● **Stated exercise**
Reproduce the whole listing, character for character.

● **Listed entries**
• • • • • • •

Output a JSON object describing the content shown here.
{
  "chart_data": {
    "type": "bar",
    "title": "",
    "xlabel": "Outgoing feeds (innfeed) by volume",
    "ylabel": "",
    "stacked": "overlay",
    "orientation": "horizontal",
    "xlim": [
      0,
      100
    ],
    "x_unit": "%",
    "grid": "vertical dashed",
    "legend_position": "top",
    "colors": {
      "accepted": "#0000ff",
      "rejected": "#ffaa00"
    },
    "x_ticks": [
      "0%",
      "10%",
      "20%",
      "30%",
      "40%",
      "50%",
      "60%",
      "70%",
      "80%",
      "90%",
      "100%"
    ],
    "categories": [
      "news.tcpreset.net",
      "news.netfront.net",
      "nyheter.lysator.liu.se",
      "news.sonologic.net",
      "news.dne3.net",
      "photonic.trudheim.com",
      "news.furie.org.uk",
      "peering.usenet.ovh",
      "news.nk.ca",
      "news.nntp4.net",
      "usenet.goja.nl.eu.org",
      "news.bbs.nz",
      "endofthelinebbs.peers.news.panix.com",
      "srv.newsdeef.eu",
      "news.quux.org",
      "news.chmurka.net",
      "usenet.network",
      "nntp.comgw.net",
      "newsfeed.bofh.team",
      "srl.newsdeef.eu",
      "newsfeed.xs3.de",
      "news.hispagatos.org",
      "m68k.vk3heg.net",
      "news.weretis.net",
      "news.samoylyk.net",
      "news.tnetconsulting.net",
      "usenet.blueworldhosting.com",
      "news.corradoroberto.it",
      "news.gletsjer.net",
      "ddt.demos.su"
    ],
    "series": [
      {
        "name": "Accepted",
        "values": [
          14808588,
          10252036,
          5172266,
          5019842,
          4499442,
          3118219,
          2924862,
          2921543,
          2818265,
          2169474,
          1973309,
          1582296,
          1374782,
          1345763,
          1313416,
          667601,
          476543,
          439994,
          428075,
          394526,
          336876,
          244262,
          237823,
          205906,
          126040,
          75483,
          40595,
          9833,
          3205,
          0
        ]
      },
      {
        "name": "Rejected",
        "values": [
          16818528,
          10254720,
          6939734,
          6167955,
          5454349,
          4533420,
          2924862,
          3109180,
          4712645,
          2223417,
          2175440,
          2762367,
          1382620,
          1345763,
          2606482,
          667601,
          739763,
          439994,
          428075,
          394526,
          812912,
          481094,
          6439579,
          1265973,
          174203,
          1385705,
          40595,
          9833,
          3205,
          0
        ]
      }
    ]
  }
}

• • • • • • •

● **Written reply**
Output a JSON object describing the content shown here.
{
  "chart_data": {
    "type": "bar",
    "title": "",
    "xlabel": "Outgoing feeds (innfeed) by volume",
    "ylabel": "",
    "stacked": "overlay",
    "orientation": "horizontal",
    "xlim": [
      0,
      100
    ],
    "x_unit": "%",
    "grid": "vertical dashed",
    "legend_position": "top",
    "colors": {
      "accepted": "#0000ff",
      "rejected": "#ffaa00"
    },
    "x_ticks": [
      "0%",
      "10%",
      "20%",
      "30%",
      "40%",
      "50%",
      "60%",
      "70%",
      "80%",
      "90%",
      "100%"
    ],
    "categories": [
      "news.tcpreset.net",
      "news.netfront.net",
      "nyheter.lysator.liu.se",
      "news.sonologic.net",
      "news.dne3.net",
      "photonic.trudheim.com",
      "news.furie.org.uk",
      "peering.usenet.ovh",
      "news.nk.ca",
      "news.nntp4.net",
      "usenet.goja.nl.eu.org",
      "news.bbs.nz",
      "endofthelinebbs.peers.news.panix.com",
      "srv.newsdeef.eu",
      "news.quux.org",
      "news.chmurka.net",
      "usenet.network",
      "nntp.comgw.net",
      "newsfeed.bofh.team",
      "srl.newsdeef.eu",
      "newsfeed.xs3.de",
      "news.hispagatos.org",
      "m68k.vk3heg.net",
      "news.weretis.net",
      "news.samoylyk.net",
      "news.tnetconsulting.net",
      "usenet.blueworldhosting.com",
      "news.corradoroberto.it",
      "news.gletsjer.net",
      "ddt.demos.su"
    ],
    "series": [
      {
        "name": "Accepted",
        "values": [
          14808588,
          10252036,
          5172266,
          5019842,
          4499442,
          3118219,
          2924862,
          2921543,
          2818265,
          2169474,
          1973309,
          1582296,
          1374782,
          1345763,
          1313416,
          667601,
          476543,
          439994,
          428075,
          394526,
          336876,
          244262,
          237823,
          205906,
          126040,
          75483,
          40595,
          9833,
          3205,
          0
        ]
      },
      {
        "name": "Rejected",
        "values": [
          16818528,
          10254720,
          6939734,
          6167955,
          5454349,
          4533420,
          2924862,
          3109180,
          4712645,
          2223417,
          2175440,
          2762367,
          1382620,
          1345763,
          2606482,
          667601,
          739763,
          439994,
          428075,
          394526,
          812912,
          481094,
          6439579,
          1265973,
          174203,
          1385705,
          40595,
          9833,
          3205,
          0
        ]
      }
    ]
  }
}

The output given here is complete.